Seek out every line containing the word "ownership", and copy each.

**** DATA LISTING ****

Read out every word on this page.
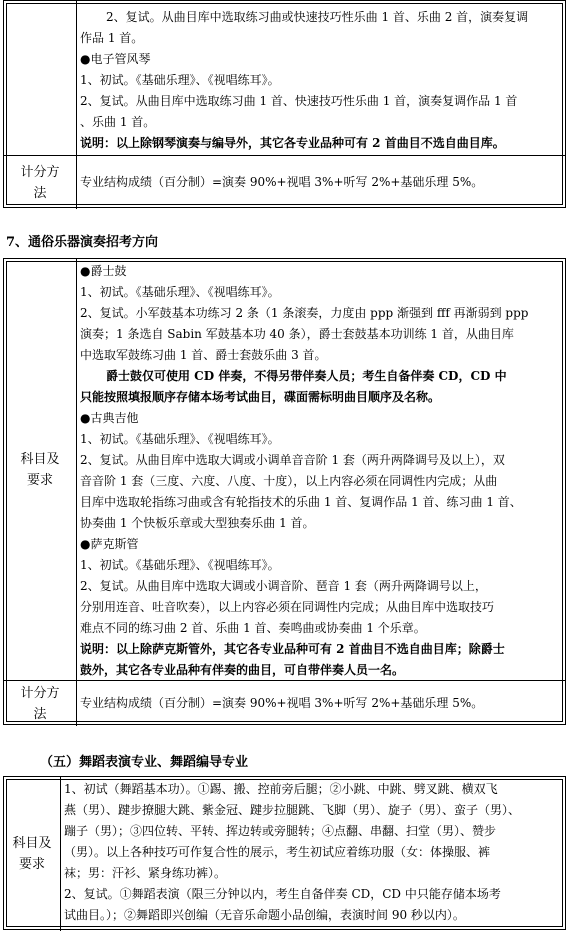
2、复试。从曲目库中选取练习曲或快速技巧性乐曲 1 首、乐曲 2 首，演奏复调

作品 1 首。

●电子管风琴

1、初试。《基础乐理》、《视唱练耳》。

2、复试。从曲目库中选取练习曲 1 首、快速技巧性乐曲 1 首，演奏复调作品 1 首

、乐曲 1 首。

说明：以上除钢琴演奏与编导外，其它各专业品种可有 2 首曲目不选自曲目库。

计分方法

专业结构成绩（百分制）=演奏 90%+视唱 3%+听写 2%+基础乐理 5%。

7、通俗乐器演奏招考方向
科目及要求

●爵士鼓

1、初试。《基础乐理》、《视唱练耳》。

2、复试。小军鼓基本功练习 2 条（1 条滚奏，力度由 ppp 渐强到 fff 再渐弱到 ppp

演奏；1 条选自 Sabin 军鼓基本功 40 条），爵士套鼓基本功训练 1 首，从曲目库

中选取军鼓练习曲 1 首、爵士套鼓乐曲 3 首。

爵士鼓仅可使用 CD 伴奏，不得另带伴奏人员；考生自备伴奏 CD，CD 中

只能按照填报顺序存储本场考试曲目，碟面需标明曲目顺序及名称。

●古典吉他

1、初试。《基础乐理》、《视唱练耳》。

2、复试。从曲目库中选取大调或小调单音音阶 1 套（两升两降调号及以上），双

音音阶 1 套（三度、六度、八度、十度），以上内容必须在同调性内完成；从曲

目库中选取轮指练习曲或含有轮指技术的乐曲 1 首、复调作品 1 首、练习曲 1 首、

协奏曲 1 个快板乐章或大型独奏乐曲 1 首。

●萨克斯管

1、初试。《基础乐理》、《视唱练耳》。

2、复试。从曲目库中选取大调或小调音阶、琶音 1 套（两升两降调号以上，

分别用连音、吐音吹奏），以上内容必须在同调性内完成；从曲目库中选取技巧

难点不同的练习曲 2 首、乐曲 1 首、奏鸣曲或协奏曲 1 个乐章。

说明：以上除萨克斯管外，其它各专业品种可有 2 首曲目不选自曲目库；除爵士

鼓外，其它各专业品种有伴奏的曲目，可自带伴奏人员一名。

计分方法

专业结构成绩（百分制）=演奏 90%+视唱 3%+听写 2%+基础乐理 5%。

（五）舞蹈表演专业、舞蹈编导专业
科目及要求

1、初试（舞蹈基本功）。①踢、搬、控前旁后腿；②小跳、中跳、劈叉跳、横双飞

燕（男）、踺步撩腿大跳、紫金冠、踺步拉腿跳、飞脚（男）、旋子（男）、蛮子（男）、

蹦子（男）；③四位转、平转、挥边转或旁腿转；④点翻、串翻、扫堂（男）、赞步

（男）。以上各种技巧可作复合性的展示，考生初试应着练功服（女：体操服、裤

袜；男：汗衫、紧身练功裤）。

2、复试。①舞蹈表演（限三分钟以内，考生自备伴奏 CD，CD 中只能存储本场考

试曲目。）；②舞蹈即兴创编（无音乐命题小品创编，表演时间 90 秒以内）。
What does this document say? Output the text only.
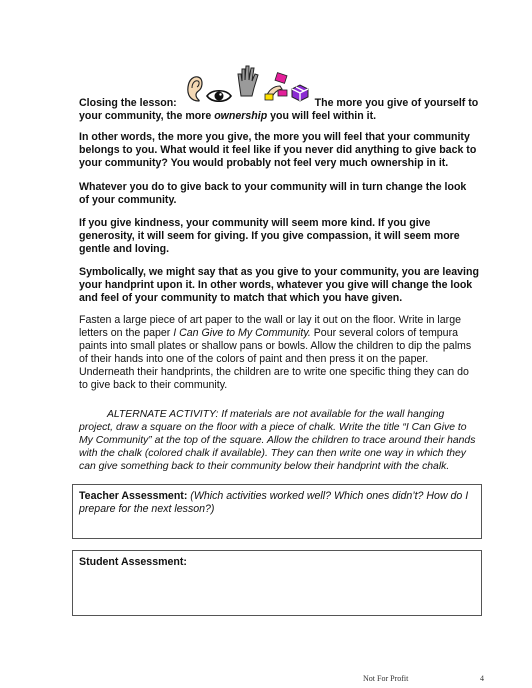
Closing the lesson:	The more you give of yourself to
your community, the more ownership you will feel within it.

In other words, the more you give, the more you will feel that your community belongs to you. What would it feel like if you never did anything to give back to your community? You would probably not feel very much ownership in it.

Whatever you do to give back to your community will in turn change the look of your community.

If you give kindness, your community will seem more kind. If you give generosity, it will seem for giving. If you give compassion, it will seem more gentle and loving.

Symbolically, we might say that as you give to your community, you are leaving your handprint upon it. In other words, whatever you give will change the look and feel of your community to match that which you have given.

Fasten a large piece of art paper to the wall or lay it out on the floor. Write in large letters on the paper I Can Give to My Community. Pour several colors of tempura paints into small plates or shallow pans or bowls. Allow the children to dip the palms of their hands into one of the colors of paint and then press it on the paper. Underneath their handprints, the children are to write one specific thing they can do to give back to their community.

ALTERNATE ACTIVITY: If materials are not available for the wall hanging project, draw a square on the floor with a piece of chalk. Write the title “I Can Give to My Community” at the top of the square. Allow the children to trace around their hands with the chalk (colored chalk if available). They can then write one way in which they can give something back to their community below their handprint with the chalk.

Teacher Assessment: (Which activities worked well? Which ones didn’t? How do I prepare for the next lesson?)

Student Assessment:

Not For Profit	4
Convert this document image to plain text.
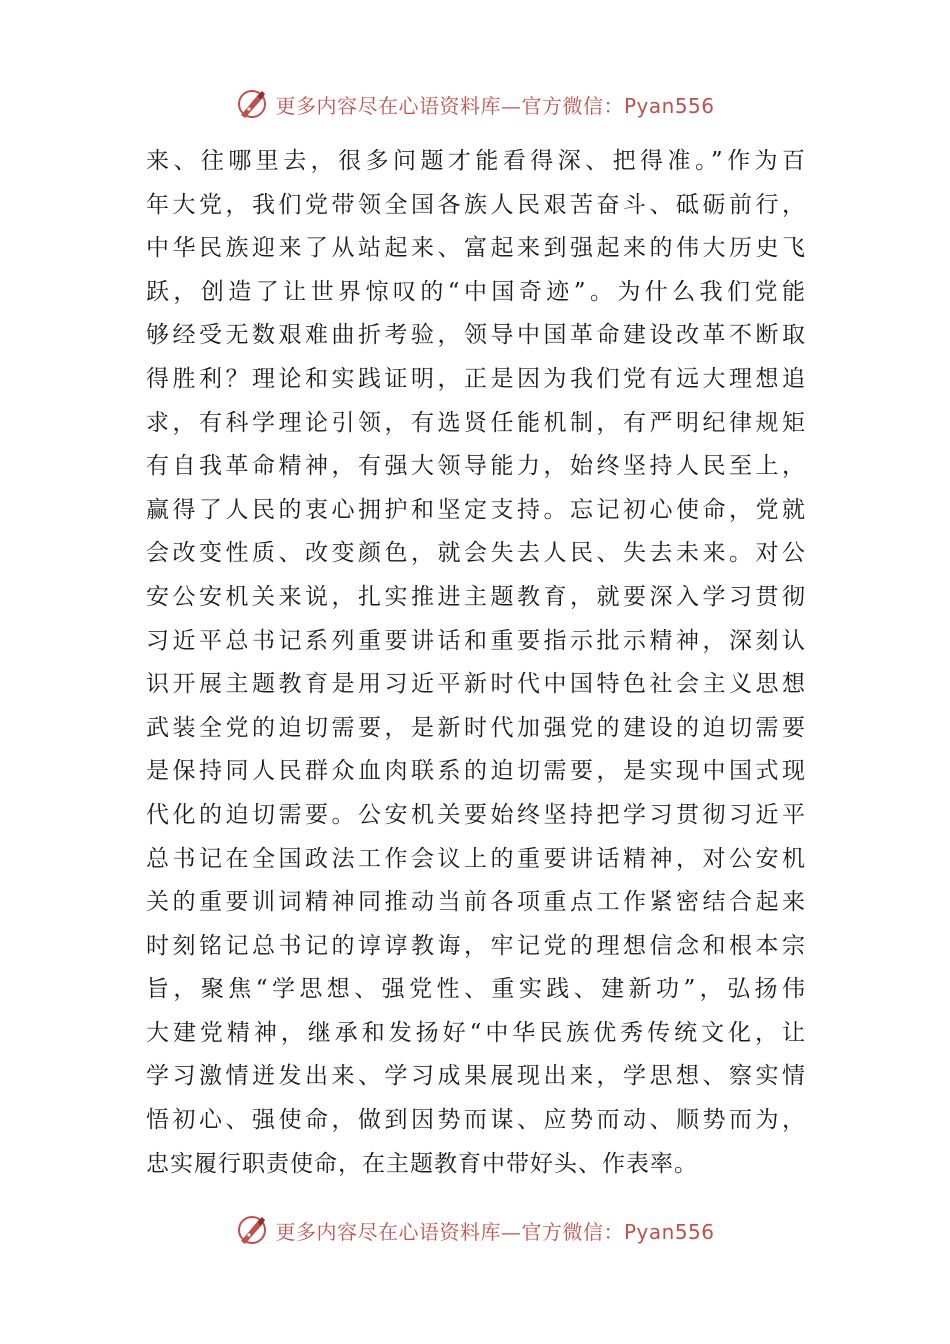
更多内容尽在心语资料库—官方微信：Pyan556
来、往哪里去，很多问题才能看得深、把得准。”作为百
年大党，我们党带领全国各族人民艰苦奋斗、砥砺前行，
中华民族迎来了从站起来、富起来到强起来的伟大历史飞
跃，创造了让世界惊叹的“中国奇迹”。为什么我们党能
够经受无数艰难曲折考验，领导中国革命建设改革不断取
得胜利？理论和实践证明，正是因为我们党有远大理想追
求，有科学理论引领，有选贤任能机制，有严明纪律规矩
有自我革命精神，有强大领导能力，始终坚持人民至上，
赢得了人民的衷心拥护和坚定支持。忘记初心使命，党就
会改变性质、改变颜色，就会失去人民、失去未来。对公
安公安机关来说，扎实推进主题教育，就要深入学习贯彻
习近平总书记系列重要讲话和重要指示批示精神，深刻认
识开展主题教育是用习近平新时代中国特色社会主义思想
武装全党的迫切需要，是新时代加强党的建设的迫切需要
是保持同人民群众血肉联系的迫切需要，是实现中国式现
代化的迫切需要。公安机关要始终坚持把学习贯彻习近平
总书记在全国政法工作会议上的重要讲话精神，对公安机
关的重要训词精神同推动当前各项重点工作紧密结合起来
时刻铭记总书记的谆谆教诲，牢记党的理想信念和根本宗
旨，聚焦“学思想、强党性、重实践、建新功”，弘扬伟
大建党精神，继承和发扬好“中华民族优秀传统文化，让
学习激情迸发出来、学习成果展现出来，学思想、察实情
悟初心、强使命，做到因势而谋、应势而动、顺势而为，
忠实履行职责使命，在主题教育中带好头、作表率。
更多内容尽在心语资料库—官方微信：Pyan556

****
**** DATA LISTING ****

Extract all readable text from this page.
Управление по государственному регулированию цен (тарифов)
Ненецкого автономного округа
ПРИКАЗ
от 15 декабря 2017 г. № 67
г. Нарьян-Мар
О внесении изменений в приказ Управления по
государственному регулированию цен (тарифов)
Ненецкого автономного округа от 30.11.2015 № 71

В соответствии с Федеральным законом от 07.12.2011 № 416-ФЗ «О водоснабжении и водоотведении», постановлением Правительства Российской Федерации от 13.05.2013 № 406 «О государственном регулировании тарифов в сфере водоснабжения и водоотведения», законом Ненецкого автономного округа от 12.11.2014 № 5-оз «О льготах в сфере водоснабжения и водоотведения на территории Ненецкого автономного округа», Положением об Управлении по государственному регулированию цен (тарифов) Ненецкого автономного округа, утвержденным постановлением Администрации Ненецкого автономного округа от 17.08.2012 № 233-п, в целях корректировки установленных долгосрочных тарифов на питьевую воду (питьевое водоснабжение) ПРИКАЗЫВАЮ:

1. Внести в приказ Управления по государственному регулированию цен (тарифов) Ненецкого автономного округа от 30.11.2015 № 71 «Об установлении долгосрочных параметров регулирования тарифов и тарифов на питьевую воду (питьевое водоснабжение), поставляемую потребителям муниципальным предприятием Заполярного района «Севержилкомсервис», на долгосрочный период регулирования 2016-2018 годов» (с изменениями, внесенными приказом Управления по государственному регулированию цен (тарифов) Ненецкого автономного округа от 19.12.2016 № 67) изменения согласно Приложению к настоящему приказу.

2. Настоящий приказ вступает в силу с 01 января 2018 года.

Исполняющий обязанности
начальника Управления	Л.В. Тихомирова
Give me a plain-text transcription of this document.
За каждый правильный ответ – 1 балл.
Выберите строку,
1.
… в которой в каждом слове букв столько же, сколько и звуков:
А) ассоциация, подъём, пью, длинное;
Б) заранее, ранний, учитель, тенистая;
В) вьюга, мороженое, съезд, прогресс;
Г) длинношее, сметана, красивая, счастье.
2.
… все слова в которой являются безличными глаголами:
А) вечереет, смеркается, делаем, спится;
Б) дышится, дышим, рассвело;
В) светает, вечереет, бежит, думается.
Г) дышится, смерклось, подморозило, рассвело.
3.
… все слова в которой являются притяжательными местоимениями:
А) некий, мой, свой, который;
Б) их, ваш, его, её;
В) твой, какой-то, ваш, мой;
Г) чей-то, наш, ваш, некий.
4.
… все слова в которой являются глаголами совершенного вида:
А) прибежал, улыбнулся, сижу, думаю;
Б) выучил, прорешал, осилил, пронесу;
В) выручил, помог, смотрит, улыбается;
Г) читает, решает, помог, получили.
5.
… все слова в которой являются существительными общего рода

****

FULL SOLUTION:
your community, the more ownership you will feel within it.
In other words, the more you give, the more you will feel that your community belongs to you. What would it feel like if you never did anything to give back to your community? You would probably not feel very much ownership in it.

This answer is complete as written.